:: EXERCISE DIRECTIONS ::
Retype the complete listing exactly as it appears.

#####

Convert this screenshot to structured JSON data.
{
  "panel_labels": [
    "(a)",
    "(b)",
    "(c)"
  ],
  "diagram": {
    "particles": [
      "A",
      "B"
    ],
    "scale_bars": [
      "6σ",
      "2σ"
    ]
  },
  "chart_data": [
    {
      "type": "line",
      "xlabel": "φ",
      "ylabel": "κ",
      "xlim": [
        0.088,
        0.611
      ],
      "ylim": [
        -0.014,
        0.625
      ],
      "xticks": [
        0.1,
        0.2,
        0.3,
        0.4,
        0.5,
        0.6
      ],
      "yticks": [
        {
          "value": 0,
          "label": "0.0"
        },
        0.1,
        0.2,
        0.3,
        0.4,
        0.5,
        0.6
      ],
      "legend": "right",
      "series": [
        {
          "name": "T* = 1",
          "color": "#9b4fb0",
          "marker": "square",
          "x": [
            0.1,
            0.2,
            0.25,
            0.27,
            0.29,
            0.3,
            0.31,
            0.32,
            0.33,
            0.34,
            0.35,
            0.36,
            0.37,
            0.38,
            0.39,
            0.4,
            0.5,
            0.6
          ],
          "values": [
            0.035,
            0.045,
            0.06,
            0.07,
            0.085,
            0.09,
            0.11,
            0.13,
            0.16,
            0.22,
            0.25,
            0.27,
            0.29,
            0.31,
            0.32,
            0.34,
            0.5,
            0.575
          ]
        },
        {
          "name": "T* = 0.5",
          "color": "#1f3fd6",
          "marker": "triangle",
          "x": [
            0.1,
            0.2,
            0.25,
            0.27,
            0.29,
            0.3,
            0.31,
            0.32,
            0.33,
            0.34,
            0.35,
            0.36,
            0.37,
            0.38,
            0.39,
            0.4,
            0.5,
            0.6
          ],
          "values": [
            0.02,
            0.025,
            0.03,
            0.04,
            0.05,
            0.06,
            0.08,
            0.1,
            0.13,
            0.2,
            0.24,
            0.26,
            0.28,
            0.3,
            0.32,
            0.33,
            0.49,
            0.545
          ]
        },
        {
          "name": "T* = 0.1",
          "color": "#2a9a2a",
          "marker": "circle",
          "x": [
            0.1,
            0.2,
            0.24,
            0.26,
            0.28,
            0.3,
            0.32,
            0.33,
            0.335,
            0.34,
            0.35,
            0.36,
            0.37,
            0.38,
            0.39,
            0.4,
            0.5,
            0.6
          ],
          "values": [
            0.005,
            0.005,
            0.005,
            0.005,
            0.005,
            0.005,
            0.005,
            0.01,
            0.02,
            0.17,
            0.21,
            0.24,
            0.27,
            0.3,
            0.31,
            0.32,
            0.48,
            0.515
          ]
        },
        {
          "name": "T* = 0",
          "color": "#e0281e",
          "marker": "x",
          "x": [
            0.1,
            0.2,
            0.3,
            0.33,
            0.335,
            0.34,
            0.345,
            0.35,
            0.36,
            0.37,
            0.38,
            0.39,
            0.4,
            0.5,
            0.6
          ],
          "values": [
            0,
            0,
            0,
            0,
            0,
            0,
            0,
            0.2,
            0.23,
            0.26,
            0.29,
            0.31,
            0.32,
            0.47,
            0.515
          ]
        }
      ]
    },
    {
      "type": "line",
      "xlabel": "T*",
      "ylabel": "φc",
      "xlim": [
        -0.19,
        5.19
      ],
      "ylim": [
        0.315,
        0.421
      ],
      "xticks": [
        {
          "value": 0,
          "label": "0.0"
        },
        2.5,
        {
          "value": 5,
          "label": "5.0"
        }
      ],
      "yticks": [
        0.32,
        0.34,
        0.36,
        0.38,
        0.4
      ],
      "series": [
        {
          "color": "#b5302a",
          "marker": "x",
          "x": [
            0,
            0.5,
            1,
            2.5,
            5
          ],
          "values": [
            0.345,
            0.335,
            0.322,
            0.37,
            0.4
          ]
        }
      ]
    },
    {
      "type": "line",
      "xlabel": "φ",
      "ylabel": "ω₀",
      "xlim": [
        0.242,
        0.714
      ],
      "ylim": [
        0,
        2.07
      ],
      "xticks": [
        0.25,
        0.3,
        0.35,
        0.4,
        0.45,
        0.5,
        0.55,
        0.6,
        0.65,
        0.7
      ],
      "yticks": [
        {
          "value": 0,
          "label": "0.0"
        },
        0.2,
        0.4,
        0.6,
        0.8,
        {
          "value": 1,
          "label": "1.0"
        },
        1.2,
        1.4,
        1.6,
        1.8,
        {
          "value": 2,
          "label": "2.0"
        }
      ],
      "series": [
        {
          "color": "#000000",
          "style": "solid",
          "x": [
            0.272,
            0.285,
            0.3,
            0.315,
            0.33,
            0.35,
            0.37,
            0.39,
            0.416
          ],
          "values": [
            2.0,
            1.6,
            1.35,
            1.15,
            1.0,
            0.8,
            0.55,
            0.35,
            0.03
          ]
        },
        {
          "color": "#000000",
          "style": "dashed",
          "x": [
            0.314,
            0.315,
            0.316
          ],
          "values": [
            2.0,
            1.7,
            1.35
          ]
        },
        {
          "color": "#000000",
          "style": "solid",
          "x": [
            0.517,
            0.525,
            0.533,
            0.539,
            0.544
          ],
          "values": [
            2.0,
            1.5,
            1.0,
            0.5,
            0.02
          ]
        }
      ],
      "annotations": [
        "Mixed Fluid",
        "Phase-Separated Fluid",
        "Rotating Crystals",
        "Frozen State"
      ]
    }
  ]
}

#####

:: WRITTEN RESPONSE ::
Convert this screenshot to structured JSON data.
{
  "panel_labels": [
    "(a)",
    "(b)",
    "(c)"
  ],
  "diagram": {
    "particles": [
      "A",
      "B"
    ],
    "scale_bars": [
      "6σ",
      "2σ"
    ]
  },
  "chart_data": [
    {
      "type": "line",
      "xlabel": "φ",
      "ylabel": "κ",
      "xlim": [
        0.088,
        0.611
      ],
      "ylim": [
        -0.014,
        0.625
      ],
      "xticks": [
        0.1,
        0.2,
        0.3,
        0.4,
        0.5,
        0.6
      ],
      "yticks": [
        {
          "value": 0,
          "label": "0.0"
        },
        0.1,
        0.2,
        0.3,
        0.4,
        0.5,
        0.6
      ],
      "legend": "right",
      "series": [
        {
          "name": "T* = 1",
          "color": "#9b4fb0",
          "marker": "square",
          "x": [
            0.1,
            0.2,
            0.25,
            0.27,
            0.29,
            0.3,
            0.31,
            0.32,
            0.33,
            0.34,
            0.35,
            0.36,
            0.37,
            0.38,
            0.39,
            0.4,
            0.5,
            0.6
          ],
          "values": [
            0.035,
            0.045,
            0.06,
            0.07,
            0.085,
            0.09,
            0.11,
            0.13,
            0.16,
            0.22,
            0.25,
            0.27,
            0.29,
            0.31,
            0.32,
            0.34,
            0.5,
            0.575
          ]
        },
        {
          "name": "T* = 0.5",
          "color": "#1f3fd6",
          "marker": "triangle",
          "x": [
            0.1,
            0.2,
            0.25,
            0.27,
            0.29,
            0.3,
            0.31,
            0.32,
            0.33,
            0.34,
            0.35,
            0.36,
            0.37,
            0.38,
            0.39,
            0.4,
            0.5,
            0.6
          ],
          "values": [
            0.02,
            0.025,
            0.03,
            0.04,
            0.05,
            0.06,
            0.08,
            0.1,
            0.13,
            0.2,
            0.24,
            0.26,
            0.28,
            0.3,
            0.32,
            0.33,
            0.49,
            0.545
          ]
        },
        {
          "name": "T* = 0.1",
          "color": "#2a9a2a",
          "marker": "circle",
          "x": [
            0.1,
            0.2,
            0.24,
            0.26,
            0.28,
            0.3,
            0.32,
            0.33,
            0.335,
            0.34,
            0.35,
            0.36,
            0.37,
            0.38,
            0.39,
            0.4,
            0.5,
            0.6
          ],
          "values": [
            0.005,
            0.005,
            0.005,
            0.005,
            0.005,
            0.005,
            0.005,
            0.01,
            0.02,
            0.17,
            0.21,
            0.24,
            0.27,
            0.3,
            0.31,
            0.32,
            0.48,
            0.515
          ]
        },
        {
          "name": "T* = 0",
          "color": "#e0281e",
          "marker": "x",
          "x": [
            0.1,
            0.2,
            0.3,
            0.33,
            0.335,
            0.34,
            0.345,
            0.35,
            0.36,
            0.37,
            0.38,
            0.39,
            0.4,
            0.5,
            0.6
          ],
          "values": [
            0,
            0,
            0,
            0,
            0,
            0,
            0,
            0.2,
            0.23,
            0.26,
            0.29,
            0.31,
            0.32,
            0.47,
            0.515
          ]
        }
      ]
    },
    {
      "type": "line",
      "xlabel": "T*",
      "ylabel": "φc",
      "xlim": [
        -0.19,
        5.19
      ],
      "ylim": [
        0.315,
        0.421
      ],
      "xticks": [
        {
          "value": 0,
          "label": "0.0"
        },
        2.5,
        {
          "value": 5,
          "label": "5.0"
        }
      ],
      "yticks": [
        0.32,
        0.34,
        0.36,
        0.38,
        0.4
      ],
      "series": [
        {
          "color": "#b5302a",
          "marker": "x",
          "x": [
            0,
            0.5,
            1,
            2.5,
            5
          ],
          "values": [
            0.345,
            0.335,
            0.322,
            0.37,
            0.4
          ]
        }
      ]
    },
    {
      "type": "line",
      "xlabel": "φ",
      "ylabel": "ω₀",
      "xlim": [
        0.242,
        0.714
      ],
      "ylim": [
        0,
        2.07
      ],
      "xticks": [
        0.25,
        0.3,
        0.35,
        0.4,
        0.45,
        0.5,
        0.55,
        0.6,
        0.65,
        0.7
      ],
      "yticks": [
        {
          "value": 0,
          "label": "0.0"
        },
        0.2,
        0.4,
        0.6,
        0.8,
        {
          "value": 1,
          "label": "1.0"
        },
        1.2,
        1.4,
        1.6,
        1.8,
        {
          "value": 2,
          "label": "2.0"
        }
      ],
      "series": [
        {
          "color": "#000000",
          "style": "solid",
          "x": [
            0.272,
            0.285,
            0.3,
            0.315,
            0.33,
            0.35,
            0.37,
            0.39,
            0.416
          ],
          "values": [
            2.0,
            1.6,
            1.35,
            1.15,
            1.0,
            0.8,
            0.55,
            0.35,
            0.03
          ]
        },
        {
          "color": "#000000",
          "style": "dashed",
          "x": [
            0.314,
            0.315,
            0.316
          ],
          "values": [
            2.0,
            1.7,
            1.35
          ]
        },
        {
          "color": "#000000",
          "style": "solid",
          "x": [
            0.517,
            0.525,
            0.533,
            0.539,
            0.544
          ],
          "values": [
            2.0,
            1.5,
            1.0,
            0.5,
            0.02
          ]
        }
      ],
      "annotations": [
        "Mixed Fluid",
        "Phase-Separated Fluid",
        "Rotating Crystals",
        "Frozen State"
      ]
    }
  ]
}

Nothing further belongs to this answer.